*** Record set

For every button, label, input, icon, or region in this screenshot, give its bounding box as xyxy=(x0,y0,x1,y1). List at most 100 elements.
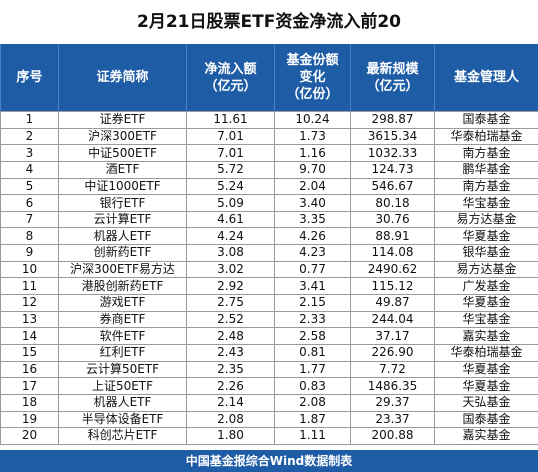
cell-index: 12 xyxy=(0,294,59,312)
cell-share-change: 0.83 xyxy=(274,377,351,395)
cell-name: 沪深300ETF xyxy=(58,127,187,146)
cell-manager: 天弘基金 xyxy=(434,393,538,412)
cell-net-inflow: 2.48 xyxy=(186,327,275,345)
header-latest-size: 最新规模 （亿元） xyxy=(350,44,435,112)
cell-name: 云计算50ETF xyxy=(58,360,187,379)
cell-net-inflow: 2.75 xyxy=(186,294,275,312)
header-index-line: 序号 xyxy=(16,70,43,85)
cell-latest-size: 546.67 xyxy=(350,177,435,196)
cell-manager: 华夏基金 xyxy=(434,227,538,246)
cell-net-inflow: 5.09 xyxy=(186,194,275,212)
cell-share-change: 10.24 xyxy=(274,111,351,129)
cell-name: 中证1000ETF xyxy=(58,177,187,196)
cell-net-inflow: 4.61 xyxy=(186,210,275,229)
cell-latest-size: 298.87 xyxy=(350,111,435,129)
cell-latest-size: 115.12 xyxy=(350,277,435,296)
table-row: 20 科创芯片ETF 1.80 1.11 200.88 嘉实基金 xyxy=(0,427,538,445)
cell-latest-size: 3615.34 xyxy=(350,127,435,146)
table-row: 15 红利ETF 2.43 0.81 226.90 华泰柏瑞基金 xyxy=(0,343,538,362)
cell-net-inflow: 2.14 xyxy=(186,393,275,412)
header-name: 证券简称 xyxy=(58,44,187,112)
cell-net-inflow: 7.01 xyxy=(186,127,275,146)
cell-index: 20 xyxy=(0,427,59,445)
cell-share-change: 0.81 xyxy=(274,343,351,362)
cell-latest-size: 226.90 xyxy=(350,343,435,362)
header-share-change-line: （亿份） xyxy=(286,87,339,102)
cell-latest-size: 200.88 xyxy=(350,427,435,445)
cell-share-change: 3.35 xyxy=(274,210,351,229)
cell-index: 16 xyxy=(0,360,59,379)
cell-name: 云计算ETF xyxy=(58,210,187,229)
cell-manager: 华泰柏瑞基金 xyxy=(434,127,538,146)
cell-manager: 广发基金 xyxy=(434,277,538,296)
cell-latest-size: 7.72 xyxy=(350,360,435,379)
header-name-line: 证券简称 xyxy=(96,70,149,85)
cell-index: 14 xyxy=(0,327,59,345)
cell-latest-size: 80.18 xyxy=(350,194,435,212)
table-row: 3 中证500ETF 7.01 1.16 1032.33 南方基金 xyxy=(0,144,538,162)
header-latest-size-line: （亿元） xyxy=(366,78,419,94)
cell-net-inflow: 2.52 xyxy=(186,310,275,329)
cell-latest-size: 244.04 xyxy=(350,310,435,329)
cell-index: 9 xyxy=(0,244,59,262)
cell-index: 10 xyxy=(0,260,59,279)
cell-net-inflow: 2.43 xyxy=(186,343,275,362)
cell-share-change: 2.15 xyxy=(274,294,351,312)
table-row: 13 券商ETF 2.52 2.33 244.04 华宝基金 xyxy=(0,310,538,329)
header-row: 序号 证券简称 净流入额 （亿元） 基金份额 变化 （亿份） 最新规模 （亿元） 基金管理人 xyxy=(0,44,538,112)
header-net-inflow-line: 净流入额 xyxy=(204,61,257,77)
cell-index: 17 xyxy=(0,377,59,395)
table-row: 8 机器人ETF 4.24 4.26 88.91 华夏基金 xyxy=(0,227,538,246)
cell-share-change: 1.73 xyxy=(274,127,351,146)
cell-name: 酒ETF xyxy=(58,160,187,179)
cell-index: 15 xyxy=(0,343,59,362)
cell-index: 7 xyxy=(0,210,59,229)
cell-net-inflow: 2.92 xyxy=(186,277,275,296)
table-row: 14 软件ETF 2.48 2.58 37.17 嘉实基金 xyxy=(0,327,538,345)
cell-name: 红利ETF xyxy=(58,343,187,362)
cell-manager: 华夏基金 xyxy=(434,294,538,312)
cell-share-change: 4.26 xyxy=(274,227,351,246)
page-title: 2月21日股票ETF资金净流入前20 xyxy=(137,12,401,32)
cell-manager: 南方基金 xyxy=(434,144,538,162)
header-net-inflow: 净流入额 （亿元） xyxy=(186,44,275,112)
header-manager: 基金管理人 xyxy=(434,44,538,112)
cell-index: 18 xyxy=(0,393,59,412)
cell-index: 2 xyxy=(0,127,59,146)
cell-net-inflow: 2.26 xyxy=(186,377,275,395)
cell-manager: 嘉实基金 xyxy=(434,427,538,445)
table-row: 6 银行ETF 5.09 3.40 80.18 华宝基金 xyxy=(0,194,538,212)
cell-latest-size: 1032.33 xyxy=(350,144,435,162)
header-share-change: 基金份额 变化 （亿份） xyxy=(274,44,351,112)
cell-share-change: 1.77 xyxy=(274,360,351,379)
table-row: 4 酒ETF 5.72 9.70 124.73 鹏华基金 xyxy=(0,160,538,179)
cell-name: 证券ETF xyxy=(58,111,187,129)
cell-manager: 南方基金 xyxy=(434,177,538,196)
cell-net-inflow: 7.01 xyxy=(186,144,275,162)
table-row: 12 游戏ETF 2.75 2.15 49.87 华夏基金 xyxy=(0,294,538,312)
cell-manager: 国泰基金 xyxy=(434,410,538,429)
cell-manager: 华夏基金 xyxy=(434,377,538,395)
cell-index: 8 xyxy=(0,227,59,246)
cell-share-change: 0.77 xyxy=(274,260,351,279)
cell-manager: 鹏华基金 xyxy=(434,160,538,179)
cell-share-change: 2.08 xyxy=(274,393,351,412)
cell-name: 港股创新药ETF xyxy=(58,277,187,296)
cell-index: 4 xyxy=(0,160,59,179)
header-share-change-line: 基金份额 xyxy=(286,53,339,68)
cell-share-change: 3.41 xyxy=(274,277,351,296)
cell-name: 中证500ETF xyxy=(58,144,187,162)
table-row: 19 半导体设备ETF 2.08 1.87 23.37 国泰基金 xyxy=(0,410,538,429)
cell-net-inflow: 11.61 xyxy=(186,111,275,129)
cell-latest-size: 88.91 xyxy=(350,227,435,246)
cell-index: 19 xyxy=(0,410,59,429)
cell-latest-size: 23.37 xyxy=(350,410,435,429)
header-latest-size-line: 最新规模 xyxy=(366,61,419,77)
cell-latest-size: 2490.62 xyxy=(350,260,435,279)
cell-index: 3 xyxy=(0,144,59,162)
cell-share-change: 2.33 xyxy=(274,310,351,329)
cell-latest-size: 124.73 xyxy=(350,160,435,179)
cell-latest-size: 30.76 xyxy=(350,210,435,229)
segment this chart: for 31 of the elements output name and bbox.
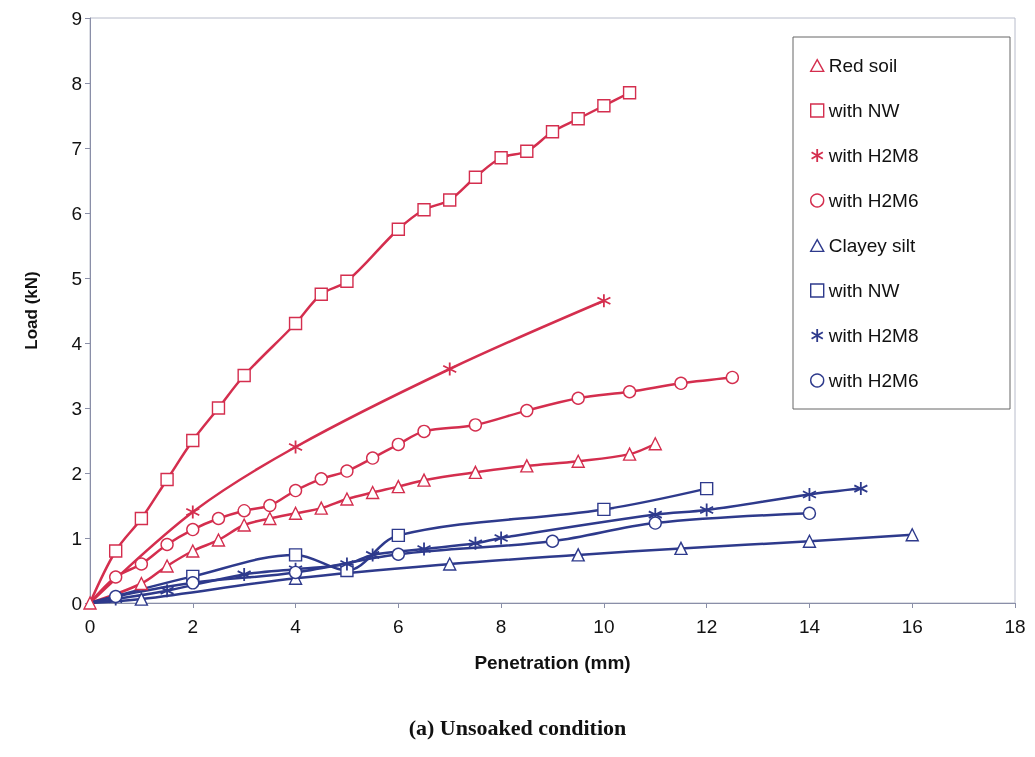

******

Please update the listing by replacing every "elements" with "items", leaving everything else unchanged. Omit the pictures from your answer.

For every button, label, input, icon, or region in this screenshot, give its bounding box as xyxy=(x0,y0,x1,y1). List at most 100 items.
cell-index: 12 xyxy=(0,294,59,312)
cell-share-change: 0.83 xyxy=(274,377,351,395)
cell-name: 沪深300ETF xyxy=(58,127,187,146)
cell-manager: 天弘基金 xyxy=(434,393,538,412)
cell-net-inflow: 2.48 xyxy=(186,327,275,345)
header-latest-size: 最新规模 （亿元） xyxy=(350,44,435,112)
cell-name: 云计算50ETF xyxy=(58,360,187,379)
cell-net-inflow: 2.75 xyxy=(186,294,275,312)
header-index-line: 序号 xyxy=(16,70,43,85)
cell-latest-size: 546.67 xyxy=(350,177,435,196)
cell-manager: 华夏基金 xyxy=(434,227,538,246)
cell-net-inflow: 5.09 xyxy=(186,194,275,212)
cell-share-change: 10.24 xyxy=(274,111,351,129)
cell-name: 中证1000ETF xyxy=(58,177,187,196)
cell-net-inflow: 4.61 xyxy=(186,210,275,229)
cell-latest-size: 298.87 xyxy=(350,111,435,129)
cell-latest-size: 115.12 xyxy=(350,277,435,296)
table-row: 20 科创芯片ETF 1.80 1.11 200.88 嘉实基金 xyxy=(0,427,538,445)
cell-latest-size: 3615.34 xyxy=(350,127,435,146)
table-row: 15 红利ETF 2.43 0.81 226.90 华泰柏瑞基金 xyxy=(0,343,538,362)
cell-net-inflow: 2.14 xyxy=(186,393,275,412)
header-name: 证券简称 xyxy=(58,44,187,112)
cell-net-inflow: 7.01 xyxy=(186,127,275,146)
cell-index: 20 xyxy=(0,427,59,445)
cell-share-change: 0.81 xyxy=(274,343,351,362)
cell-latest-size: 226.90 xyxy=(350,343,435,362)
header-share-change-line: （亿份） xyxy=(286,87,339,102)
cell-latest-size: 200.88 xyxy=(350,427,435,445)
cell-share-change: 3.35 xyxy=(274,210,351,229)
cell-index: 16 xyxy=(0,360,59,379)
cell-name: 云计算ETF xyxy=(58,210,187,229)
cell-manager: 华泰柏瑞基金 xyxy=(434,127,538,146)
cell-manager: 广发基金 xyxy=(434,277,538,296)
cell-latest-size: 7.72 xyxy=(350,360,435,379)
header-name-line: 证券简称 xyxy=(96,70,149,85)
cell-index: 14 xyxy=(0,327,59,345)
cell-latest-size: 80.18 xyxy=(350,194,435,212)
table-row: 3 中证500ETF 7.01 1.16 1032.33 南方基金 xyxy=(0,144,538,162)
header-latest-size-line: （亿元） xyxy=(366,78,419,94)
cell-net-inflow: 2.52 xyxy=(186,310,275,329)
cell-latest-size: 244.04 xyxy=(350,310,435,329)
cell-index: 9 xyxy=(0,244,59,262)
cell-index: 10 xyxy=(0,260,59,279)
cell-net-inflow: 2.43 xyxy=(186,343,275,362)
cell-share-change: 2.15 xyxy=(274,294,351,312)
table-row: 13 券商ETF 2.52 2.33 244.04 华宝基金 xyxy=(0,310,538,329)
header-row: 序号 证券简称 净流入额 （亿元） 基金份额 变化 （亿份） 最新规模 （亿元） 基金管理人 xyxy=(0,44,538,112)
header-net-inflow-line: 净流入额 xyxy=(204,61,257,77)
cell-index: 17 xyxy=(0,377,59,395)
table-row: 8 机器人ETF 4.24 4.26 88.91 华夏基金 xyxy=(0,227,538,246)
cell-share-change: 1.73 xyxy=(274,127,351,146)
cell-name: 酒ETF xyxy=(58,160,187,179)
cell-index: 15 xyxy=(0,343,59,362)
cell-index: 7 xyxy=(0,210,59,229)
cell-net-inflow: 2.92 xyxy=(186,277,275,296)
table-row: 14 软件ETF 2.48 2.58 37.17 嘉实基金 xyxy=(0,327,538,345)
cell-name: 红利ETF xyxy=(58,343,187,362)
cell-manager: 华夏基金 xyxy=(434,294,538,312)
cell-share-change: 4.26 xyxy=(274,227,351,246)
page-title: 2月21日股票ETF资金净流入前20 xyxy=(137,12,401,32)
cell-manager: 南方基金 xyxy=(434,144,538,162)
header-net-inflow: 净流入额 （亿元） xyxy=(186,44,275,112)
header-manager: 基金管理人 xyxy=(434,44,538,112)
cell-index: 18 xyxy=(0,393,59,412)
cell-index: 2 xyxy=(0,127,59,146)
cell-net-inflow: 2.26 xyxy=(186,377,275,395)
cell-manager: 嘉实基金 xyxy=(434,427,538,445)
table-row: 6 银行ETF 5.09 3.40 80.18 华宝基金 xyxy=(0,194,538,212)
cell-latest-size: 1032.33 xyxy=(350,144,435,162)
header-share-change: 基金份额 变化 （亿份） xyxy=(274,44,351,112)
cell-share-change: 1.77 xyxy=(274,360,351,379)
table-row: 4 酒ETF 5.72 9.70 124.73 鹏华基金 xyxy=(0,160,538,179)
cell-name: 证券ETF xyxy=(58,111,187,129)
cell-manager: 南方基金 xyxy=(434,177,538,196)
cell-net-inflow: 7.01 xyxy=(186,144,275,162)
table-row: 12 游戏ETF 2.75 2.15 49.87 华夏基金 xyxy=(0,294,538,312)
cell-manager: 国泰基金 xyxy=(434,410,538,429)
cell-manager: 华夏基金 xyxy=(434,377,538,395)
cell-index: 8 xyxy=(0,227,59,246)
cell-share-change: 0.77 xyxy=(274,260,351,279)
cell-manager: 鹏华基金 xyxy=(434,160,538,179)
cell-share-change: 2.08 xyxy=(274,393,351,412)
cell-name: 港股创新药ETF xyxy=(58,277,187,296)
cell-index: 4 xyxy=(0,160,59,179)
header-share-change-line: 基金份额 xyxy=(286,53,339,68)
cell-share-change: 3.41 xyxy=(274,277,351,296)
cell-name: 中证500ETF xyxy=(58,144,187,162)
table-row: 19 半导体设备ETF 2.08 1.87 23.37 国泰基金 xyxy=(0,410,538,429)
cell-net-inflow: 11.61 xyxy=(186,111,275,129)
cell-latest-size: 88.91 xyxy=(350,227,435,246)
cell-index: 19 xyxy=(0,410,59,429)
cell-latest-size: 23.37 xyxy=(350,410,435,429)
header-latest-size-line: 最新规模 xyxy=(366,61,419,77)
cell-latest-size: 2490.62 xyxy=(350,260,435,279)
cell-index: 3 xyxy=(0,144,59,162)
cell-share-change: 2.33 xyxy=(274,310,351,329)
cell-latest-size: 124.73 xyxy=(350,160,435,179)
cell-latest-size: 30.76 xyxy=(350,210,435,229)
segment this chart: for 31 of the items output name and bbox.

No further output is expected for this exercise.